Excerpted records —
--

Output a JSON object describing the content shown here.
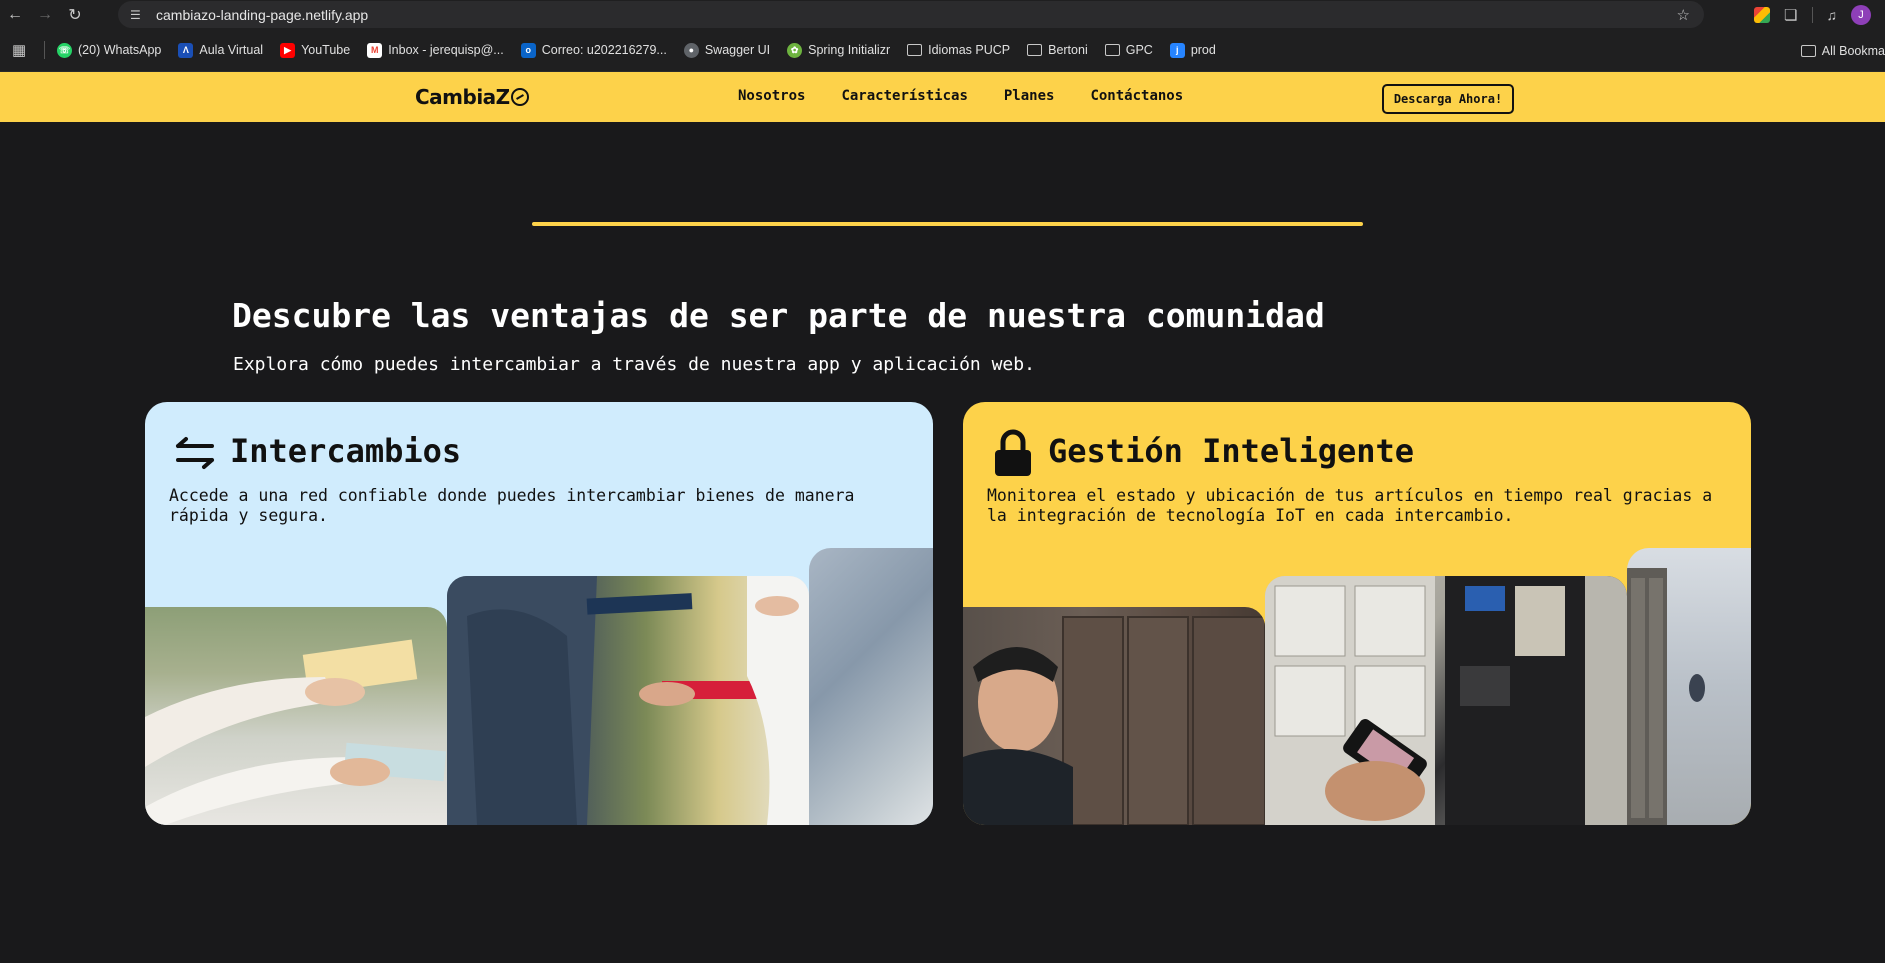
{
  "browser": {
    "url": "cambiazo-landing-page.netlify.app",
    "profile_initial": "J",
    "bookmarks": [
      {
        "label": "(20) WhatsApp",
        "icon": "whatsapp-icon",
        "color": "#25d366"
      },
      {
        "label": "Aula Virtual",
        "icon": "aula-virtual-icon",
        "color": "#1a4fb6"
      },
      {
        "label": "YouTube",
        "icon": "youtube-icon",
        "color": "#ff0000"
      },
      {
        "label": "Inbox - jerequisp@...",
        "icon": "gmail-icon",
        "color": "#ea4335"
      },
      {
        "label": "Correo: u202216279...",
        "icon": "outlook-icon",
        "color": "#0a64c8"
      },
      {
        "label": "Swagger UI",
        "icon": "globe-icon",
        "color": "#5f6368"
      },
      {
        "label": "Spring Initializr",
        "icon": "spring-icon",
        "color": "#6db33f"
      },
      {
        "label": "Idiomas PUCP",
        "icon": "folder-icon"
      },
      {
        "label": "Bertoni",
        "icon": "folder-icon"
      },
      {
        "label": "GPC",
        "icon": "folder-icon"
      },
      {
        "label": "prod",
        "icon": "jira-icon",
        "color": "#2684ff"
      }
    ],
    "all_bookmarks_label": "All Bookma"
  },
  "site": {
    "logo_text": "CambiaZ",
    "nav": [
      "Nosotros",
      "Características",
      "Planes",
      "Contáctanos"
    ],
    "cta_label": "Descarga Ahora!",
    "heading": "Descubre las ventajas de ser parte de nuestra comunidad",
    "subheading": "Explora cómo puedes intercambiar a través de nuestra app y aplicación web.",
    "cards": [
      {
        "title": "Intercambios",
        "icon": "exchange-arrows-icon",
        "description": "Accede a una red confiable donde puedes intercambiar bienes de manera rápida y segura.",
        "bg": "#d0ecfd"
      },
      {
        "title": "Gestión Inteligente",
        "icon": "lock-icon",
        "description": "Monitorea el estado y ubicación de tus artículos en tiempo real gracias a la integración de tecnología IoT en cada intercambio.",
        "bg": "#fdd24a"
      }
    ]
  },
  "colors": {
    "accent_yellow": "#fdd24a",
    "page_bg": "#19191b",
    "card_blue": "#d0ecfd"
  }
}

--

Work to do —
Using the material above, retype each entry exactly and omit the pictures.

Task output —
Output a JSON object describing the content shown here.
{
  "browser": {
    "url": "cambiazo-landing-page.netlify.app",
    "profile_initial": "J",
    "bookmarks": [
      {
        "label": "(20) WhatsApp",
        "icon": "whatsapp-icon",
        "color": "#25d366"
      },
      {
        "label": "Aula Virtual",
        "icon": "aula-virtual-icon",
        "color": "#1a4fb6"
      },
      {
        "label": "YouTube",
        "icon": "youtube-icon",
        "color": "#ff0000"
      },
      {
        "label": "Inbox - jerequisp@...",
        "icon": "gmail-icon",
        "color": "#ea4335"
      },
      {
        "label": "Correo: u202216279...",
        "icon": "outlook-icon",
        "color": "#0a64c8"
      },
      {
        "label": "Swagger UI",
        "icon": "globe-icon",
        "color": "#5f6368"
      },
      {
        "label": "Spring Initializr",
        "icon": "spring-icon",
        "color": "#6db33f"
      },
      {
        "label": "Idiomas PUCP",
        "icon": "folder-icon"
      },
      {
        "label": "Bertoni",
        "icon": "folder-icon"
      },
      {
        "label": "GPC",
        "icon": "folder-icon"
      },
      {
        "label": "prod",
        "icon": "jira-icon",
        "color": "#2684ff"
      }
    ],
    "all_bookmarks_label": "All Bookma"
  },
  "site": {
    "logo_text": "CambiaZ",
    "nav": [
      "Nosotros",
      "Características",
      "Planes",
      "Contáctanos"
    ],
    "cta_label": "Descarga Ahora!",
    "heading": "Descubre las ventajas de ser parte de nuestra comunidad",
    "subheading": "Explora cómo puedes intercambiar a través de nuestra app y aplicación web.",
    "cards": [
      {
        "title": "Intercambios",
        "icon": "exchange-arrows-icon",
        "description": "Accede a una red confiable donde puedes intercambiar bienes de manera rápida y segura.",
        "bg": "#d0ecfd"
      },
      {
        "title": "Gestión Inteligente",
        "icon": "lock-icon",
        "description": "Monitorea el estado y ubicación de tus artículos en tiempo real gracias a la integración de tecnología IoT en cada intercambio.",
        "bg": "#fdd24a"
      }
    ]
  },
  "colors": {
    "accent_yellow": "#fdd24a",
    "page_bg": "#19191b",
    "card_blue": "#d0ecfd"
  }
}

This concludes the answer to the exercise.